Task goal: Look through the lines of the material and count those containing "pink". Give that count alone.

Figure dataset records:
** start **
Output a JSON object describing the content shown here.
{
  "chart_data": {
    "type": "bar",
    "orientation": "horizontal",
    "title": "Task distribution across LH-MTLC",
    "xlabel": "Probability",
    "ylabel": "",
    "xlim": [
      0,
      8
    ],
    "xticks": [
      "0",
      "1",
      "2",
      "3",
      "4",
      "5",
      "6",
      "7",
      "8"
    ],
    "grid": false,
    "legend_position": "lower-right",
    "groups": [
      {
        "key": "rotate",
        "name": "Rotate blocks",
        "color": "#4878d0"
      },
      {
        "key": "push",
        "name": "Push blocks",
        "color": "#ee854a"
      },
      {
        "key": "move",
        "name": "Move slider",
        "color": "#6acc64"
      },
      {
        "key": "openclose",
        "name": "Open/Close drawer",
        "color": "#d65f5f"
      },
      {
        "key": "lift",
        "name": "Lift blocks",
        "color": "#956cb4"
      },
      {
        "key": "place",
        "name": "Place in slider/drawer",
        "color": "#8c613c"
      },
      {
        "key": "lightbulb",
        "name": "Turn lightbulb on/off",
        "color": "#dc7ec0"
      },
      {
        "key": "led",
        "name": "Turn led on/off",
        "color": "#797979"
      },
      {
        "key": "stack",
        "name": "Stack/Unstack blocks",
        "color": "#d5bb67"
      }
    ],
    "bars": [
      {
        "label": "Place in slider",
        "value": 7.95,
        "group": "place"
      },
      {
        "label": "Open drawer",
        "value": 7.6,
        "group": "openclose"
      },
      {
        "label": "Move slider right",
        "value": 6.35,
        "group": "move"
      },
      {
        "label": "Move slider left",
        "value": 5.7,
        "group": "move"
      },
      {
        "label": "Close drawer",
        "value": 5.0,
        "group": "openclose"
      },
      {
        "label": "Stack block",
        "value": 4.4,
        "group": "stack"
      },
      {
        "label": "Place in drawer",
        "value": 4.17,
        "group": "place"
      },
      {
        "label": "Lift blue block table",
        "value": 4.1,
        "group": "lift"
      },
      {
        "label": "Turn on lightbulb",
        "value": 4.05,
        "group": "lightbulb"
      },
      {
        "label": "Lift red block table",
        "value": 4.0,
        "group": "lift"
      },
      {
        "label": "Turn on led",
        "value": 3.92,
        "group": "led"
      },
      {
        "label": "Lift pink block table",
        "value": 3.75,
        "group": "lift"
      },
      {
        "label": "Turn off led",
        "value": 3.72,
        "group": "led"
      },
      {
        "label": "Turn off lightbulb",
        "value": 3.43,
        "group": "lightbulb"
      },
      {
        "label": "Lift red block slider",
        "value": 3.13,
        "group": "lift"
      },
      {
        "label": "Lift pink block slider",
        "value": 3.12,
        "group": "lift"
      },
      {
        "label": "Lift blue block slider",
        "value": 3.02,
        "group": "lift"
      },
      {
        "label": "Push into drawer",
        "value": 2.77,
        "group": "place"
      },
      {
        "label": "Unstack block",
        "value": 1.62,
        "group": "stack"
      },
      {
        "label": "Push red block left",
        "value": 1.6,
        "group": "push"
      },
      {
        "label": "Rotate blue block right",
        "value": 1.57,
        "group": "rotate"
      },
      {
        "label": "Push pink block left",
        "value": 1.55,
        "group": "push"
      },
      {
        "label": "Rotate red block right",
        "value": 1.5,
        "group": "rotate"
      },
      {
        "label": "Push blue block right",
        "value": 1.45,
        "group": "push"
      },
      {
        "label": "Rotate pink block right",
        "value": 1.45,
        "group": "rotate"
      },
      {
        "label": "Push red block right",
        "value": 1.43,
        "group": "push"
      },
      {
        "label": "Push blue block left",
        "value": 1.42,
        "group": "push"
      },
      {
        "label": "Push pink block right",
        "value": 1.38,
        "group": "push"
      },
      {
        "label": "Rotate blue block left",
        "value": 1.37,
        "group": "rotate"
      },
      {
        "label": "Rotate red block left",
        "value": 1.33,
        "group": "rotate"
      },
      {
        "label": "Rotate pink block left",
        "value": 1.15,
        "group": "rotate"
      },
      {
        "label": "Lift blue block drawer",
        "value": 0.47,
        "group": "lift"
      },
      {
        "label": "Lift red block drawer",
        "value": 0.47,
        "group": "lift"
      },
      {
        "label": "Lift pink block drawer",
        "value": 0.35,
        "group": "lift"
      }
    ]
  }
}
** end **
Final result: 7